> **Objective**: Set down each line of the data below exactly as it stands, dropping the pictures.

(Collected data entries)
.....

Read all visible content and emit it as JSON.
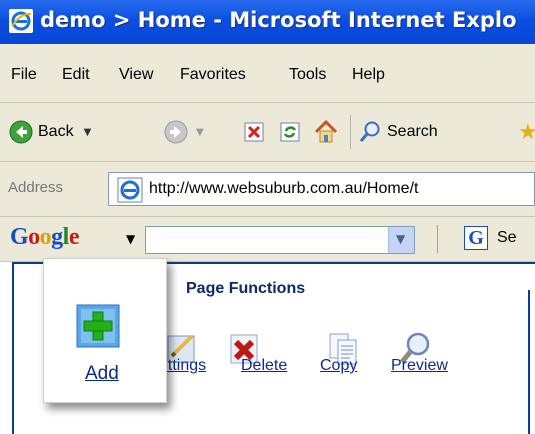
{
  "window": {
    "title": "demo > Home - Microsoft Internet Explo"
  },
  "menu": {
    "items": [
      "File",
      "Edit",
      "View",
      "Favorites",
      "Tools",
      "Help"
    ]
  },
  "toolbar": {
    "back_label": "Back",
    "search_label": "Search"
  },
  "address": {
    "label": "Address",
    "url": "http://www.websuburb.com.au/Home/t"
  },
  "google": {
    "search_label": "Se"
  },
  "page": {
    "panel_title": "Page Functions",
    "functions": [
      "ettings",
      "Delete",
      "Copy",
      "Preview"
    ],
    "zoom_label": "Add"
  },
  "colors": {
    "titlebar": "#0a4fe0",
    "chrome": "#ece9d8",
    "link": "#0b2a8a",
    "border": "#0b3d8f"
  }
}
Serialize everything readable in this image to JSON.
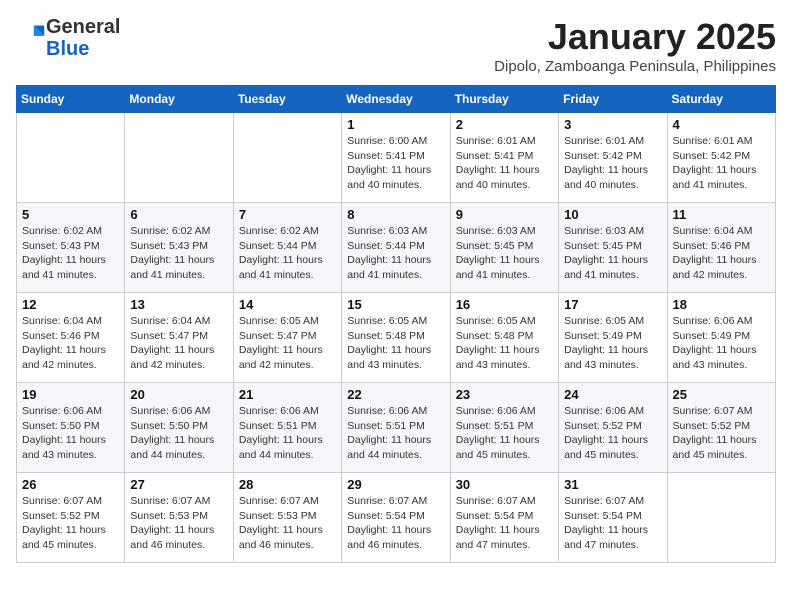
{
  "header": {
    "logo_general": "General",
    "logo_blue": "Blue",
    "month": "January 2025",
    "location": "Dipolo, Zamboanga Peninsula, Philippines"
  },
  "weekdays": [
    "Sunday",
    "Monday",
    "Tuesday",
    "Wednesday",
    "Thursday",
    "Friday",
    "Saturday"
  ],
  "weeks": [
    [
      {
        "day": "",
        "info": ""
      },
      {
        "day": "",
        "info": ""
      },
      {
        "day": "",
        "info": ""
      },
      {
        "day": "1",
        "info": "Sunrise: 6:00 AM\nSunset: 5:41 PM\nDaylight: 11 hours\nand 40 minutes."
      },
      {
        "day": "2",
        "info": "Sunrise: 6:01 AM\nSunset: 5:41 PM\nDaylight: 11 hours\nand 40 minutes."
      },
      {
        "day": "3",
        "info": "Sunrise: 6:01 AM\nSunset: 5:42 PM\nDaylight: 11 hours\nand 40 minutes."
      },
      {
        "day": "4",
        "info": "Sunrise: 6:01 AM\nSunset: 5:42 PM\nDaylight: 11 hours\nand 41 minutes."
      }
    ],
    [
      {
        "day": "5",
        "info": "Sunrise: 6:02 AM\nSunset: 5:43 PM\nDaylight: 11 hours\nand 41 minutes."
      },
      {
        "day": "6",
        "info": "Sunrise: 6:02 AM\nSunset: 5:43 PM\nDaylight: 11 hours\nand 41 minutes."
      },
      {
        "day": "7",
        "info": "Sunrise: 6:02 AM\nSunset: 5:44 PM\nDaylight: 11 hours\nand 41 minutes."
      },
      {
        "day": "8",
        "info": "Sunrise: 6:03 AM\nSunset: 5:44 PM\nDaylight: 11 hours\nand 41 minutes."
      },
      {
        "day": "9",
        "info": "Sunrise: 6:03 AM\nSunset: 5:45 PM\nDaylight: 11 hours\nand 41 minutes."
      },
      {
        "day": "10",
        "info": "Sunrise: 6:03 AM\nSunset: 5:45 PM\nDaylight: 11 hours\nand 41 minutes."
      },
      {
        "day": "11",
        "info": "Sunrise: 6:04 AM\nSunset: 5:46 PM\nDaylight: 11 hours\nand 42 minutes."
      }
    ],
    [
      {
        "day": "12",
        "info": "Sunrise: 6:04 AM\nSunset: 5:46 PM\nDaylight: 11 hours\nand 42 minutes."
      },
      {
        "day": "13",
        "info": "Sunrise: 6:04 AM\nSunset: 5:47 PM\nDaylight: 11 hours\nand 42 minutes."
      },
      {
        "day": "14",
        "info": "Sunrise: 6:05 AM\nSunset: 5:47 PM\nDaylight: 11 hours\nand 42 minutes."
      },
      {
        "day": "15",
        "info": "Sunrise: 6:05 AM\nSunset: 5:48 PM\nDaylight: 11 hours\nand 43 minutes."
      },
      {
        "day": "16",
        "info": "Sunrise: 6:05 AM\nSunset: 5:48 PM\nDaylight: 11 hours\nand 43 minutes."
      },
      {
        "day": "17",
        "info": "Sunrise: 6:05 AM\nSunset: 5:49 PM\nDaylight: 11 hours\nand 43 minutes."
      },
      {
        "day": "18",
        "info": "Sunrise: 6:06 AM\nSunset: 5:49 PM\nDaylight: 11 hours\nand 43 minutes."
      }
    ],
    [
      {
        "day": "19",
        "info": "Sunrise: 6:06 AM\nSunset: 5:50 PM\nDaylight: 11 hours\nand 43 minutes."
      },
      {
        "day": "20",
        "info": "Sunrise: 6:06 AM\nSunset: 5:50 PM\nDaylight: 11 hours\nand 44 minutes."
      },
      {
        "day": "21",
        "info": "Sunrise: 6:06 AM\nSunset: 5:51 PM\nDaylight: 11 hours\nand 44 minutes."
      },
      {
        "day": "22",
        "info": "Sunrise: 6:06 AM\nSunset: 5:51 PM\nDaylight: 11 hours\nand 44 minutes."
      },
      {
        "day": "23",
        "info": "Sunrise: 6:06 AM\nSunset: 5:51 PM\nDaylight: 11 hours\nand 45 minutes."
      },
      {
        "day": "24",
        "info": "Sunrise: 6:06 AM\nSunset: 5:52 PM\nDaylight: 11 hours\nand 45 minutes."
      },
      {
        "day": "25",
        "info": "Sunrise: 6:07 AM\nSunset: 5:52 PM\nDaylight: 11 hours\nand 45 minutes."
      }
    ],
    [
      {
        "day": "26",
        "info": "Sunrise: 6:07 AM\nSunset: 5:52 PM\nDaylight: 11 hours\nand 45 minutes."
      },
      {
        "day": "27",
        "info": "Sunrise: 6:07 AM\nSunset: 5:53 PM\nDaylight: 11 hours\nand 46 minutes."
      },
      {
        "day": "28",
        "info": "Sunrise: 6:07 AM\nSunset: 5:53 PM\nDaylight: 11 hours\nand 46 minutes."
      },
      {
        "day": "29",
        "info": "Sunrise: 6:07 AM\nSunset: 5:54 PM\nDaylight: 11 hours\nand 46 minutes."
      },
      {
        "day": "30",
        "info": "Sunrise: 6:07 AM\nSunset: 5:54 PM\nDaylight: 11 hours\nand 47 minutes."
      },
      {
        "day": "31",
        "info": "Sunrise: 6:07 AM\nSunset: 5:54 PM\nDaylight: 11 hours\nand 47 minutes."
      },
      {
        "day": "",
        "info": ""
      }
    ]
  ]
}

.....

> **Exercise answer**:
Read all visible content and emit it as JSON.
{
  "window": {
    "title": "demo > Home - Microsoft Internet Explo"
  },
  "menu": {
    "items": [
      "File",
      "Edit",
      "View",
      "Favorites",
      "Tools",
      "Help"
    ]
  },
  "toolbar": {
    "back_label": "Back",
    "search_label": "Search"
  },
  "address": {
    "label": "Address",
    "url": "http://www.websuburb.com.au/Home/t"
  },
  "google": {
    "search_label": "Se"
  },
  "page": {
    "panel_title": "Page Functions",
    "functions": [
      "ettings",
      "Delete",
      "Copy",
      "Preview"
    ],
    "zoom_label": "Add"
  },
  "colors": {
    "titlebar": "#0a4fe0",
    "chrome": "#ece9d8",
    "link": "#0b2a8a",
    "border": "#0b3d8f"
  }
}
Serialize everything readable in this image to JSON.
{
  "header": {
    "logo_general": "General",
    "logo_blue": "Blue",
    "month": "January 2025",
    "location": "Dipolo, Zamboanga Peninsula, Philippines"
  },
  "weekdays": [
    "Sunday",
    "Monday",
    "Tuesday",
    "Wednesday",
    "Thursday",
    "Friday",
    "Saturday"
  ],
  "weeks": [
    [
      {
        "day": "",
        "info": ""
      },
      {
        "day": "",
        "info": ""
      },
      {
        "day": "",
        "info": ""
      },
      {
        "day": "1",
        "info": "Sunrise: 6:00 AM\nSunset: 5:41 PM\nDaylight: 11 hours\nand 40 minutes."
      },
      {
        "day": "2",
        "info": "Sunrise: 6:01 AM\nSunset: 5:41 PM\nDaylight: 11 hours\nand 40 minutes."
      },
      {
        "day": "3",
        "info": "Sunrise: 6:01 AM\nSunset: 5:42 PM\nDaylight: 11 hours\nand 40 minutes."
      },
      {
        "day": "4",
        "info": "Sunrise: 6:01 AM\nSunset: 5:42 PM\nDaylight: 11 hours\nand 41 minutes."
      }
    ],
    [
      {
        "day": "5",
        "info": "Sunrise: 6:02 AM\nSunset: 5:43 PM\nDaylight: 11 hours\nand 41 minutes."
      },
      {
        "day": "6",
        "info": "Sunrise: 6:02 AM\nSunset: 5:43 PM\nDaylight: 11 hours\nand 41 minutes."
      },
      {
        "day": "7",
        "info": "Sunrise: 6:02 AM\nSunset: 5:44 PM\nDaylight: 11 hours\nand 41 minutes."
      },
      {
        "day": "8",
        "info": "Sunrise: 6:03 AM\nSunset: 5:44 PM\nDaylight: 11 hours\nand 41 minutes."
      },
      {
        "day": "9",
        "info": "Sunrise: 6:03 AM\nSunset: 5:45 PM\nDaylight: 11 hours\nand 41 minutes."
      },
      {
        "day": "10",
        "info": "Sunrise: 6:03 AM\nSunset: 5:45 PM\nDaylight: 11 hours\nand 41 minutes."
      },
      {
        "day": "11",
        "info": "Sunrise: 6:04 AM\nSunset: 5:46 PM\nDaylight: 11 hours\nand 42 minutes."
      }
    ],
    [
      {
        "day": "12",
        "info": "Sunrise: 6:04 AM\nSunset: 5:46 PM\nDaylight: 11 hours\nand 42 minutes."
      },
      {
        "day": "13",
        "info": "Sunrise: 6:04 AM\nSunset: 5:47 PM\nDaylight: 11 hours\nand 42 minutes."
      },
      {
        "day": "14",
        "info": "Sunrise: 6:05 AM\nSunset: 5:47 PM\nDaylight: 11 hours\nand 42 minutes."
      },
      {
        "day": "15",
        "info": "Sunrise: 6:05 AM\nSunset: 5:48 PM\nDaylight: 11 hours\nand 43 minutes."
      },
      {
        "day": "16",
        "info": "Sunrise: 6:05 AM\nSunset: 5:48 PM\nDaylight: 11 hours\nand 43 minutes."
      },
      {
        "day": "17",
        "info": "Sunrise: 6:05 AM\nSunset: 5:49 PM\nDaylight: 11 hours\nand 43 minutes."
      },
      {
        "day": "18",
        "info": "Sunrise: 6:06 AM\nSunset: 5:49 PM\nDaylight: 11 hours\nand 43 minutes."
      }
    ],
    [
      {
        "day": "19",
        "info": "Sunrise: 6:06 AM\nSunset: 5:50 PM\nDaylight: 11 hours\nand 43 minutes."
      },
      {
        "day": "20",
        "info": "Sunrise: 6:06 AM\nSunset: 5:50 PM\nDaylight: 11 hours\nand 44 minutes."
      },
      {
        "day": "21",
        "info": "Sunrise: 6:06 AM\nSunset: 5:51 PM\nDaylight: 11 hours\nand 44 minutes."
      },
      {
        "day": "22",
        "info": "Sunrise: 6:06 AM\nSunset: 5:51 PM\nDaylight: 11 hours\nand 44 minutes."
      },
      {
        "day": "23",
        "info": "Sunrise: 6:06 AM\nSunset: 5:51 PM\nDaylight: 11 hours\nand 45 minutes."
      },
      {
        "day": "24",
        "info": "Sunrise: 6:06 AM\nSunset: 5:52 PM\nDaylight: 11 hours\nand 45 minutes."
      },
      {
        "day": "25",
        "info": "Sunrise: 6:07 AM\nSunset: 5:52 PM\nDaylight: 11 hours\nand 45 minutes."
      }
    ],
    [
      {
        "day": "26",
        "info": "Sunrise: 6:07 AM\nSunset: 5:52 PM\nDaylight: 11 hours\nand 45 minutes."
      },
      {
        "day": "27",
        "info": "Sunrise: 6:07 AM\nSunset: 5:53 PM\nDaylight: 11 hours\nand 46 minutes."
      },
      {
        "day": "28",
        "info": "Sunrise: 6:07 AM\nSunset: 5:53 PM\nDaylight: 11 hours\nand 46 minutes."
      },
      {
        "day": "29",
        "info": "Sunrise: 6:07 AM\nSunset: 5:54 PM\nDaylight: 11 hours\nand 46 minutes."
      },
      {
        "day": "30",
        "info": "Sunrise: 6:07 AM\nSunset: 5:54 PM\nDaylight: 11 hours\nand 47 minutes."
      },
      {
        "day": "31",
        "info": "Sunrise: 6:07 AM\nSunset: 5:54 PM\nDaylight: 11 hours\nand 47 minutes."
      },
      {
        "day": "",
        "info": ""
      }
    ]
  ]
}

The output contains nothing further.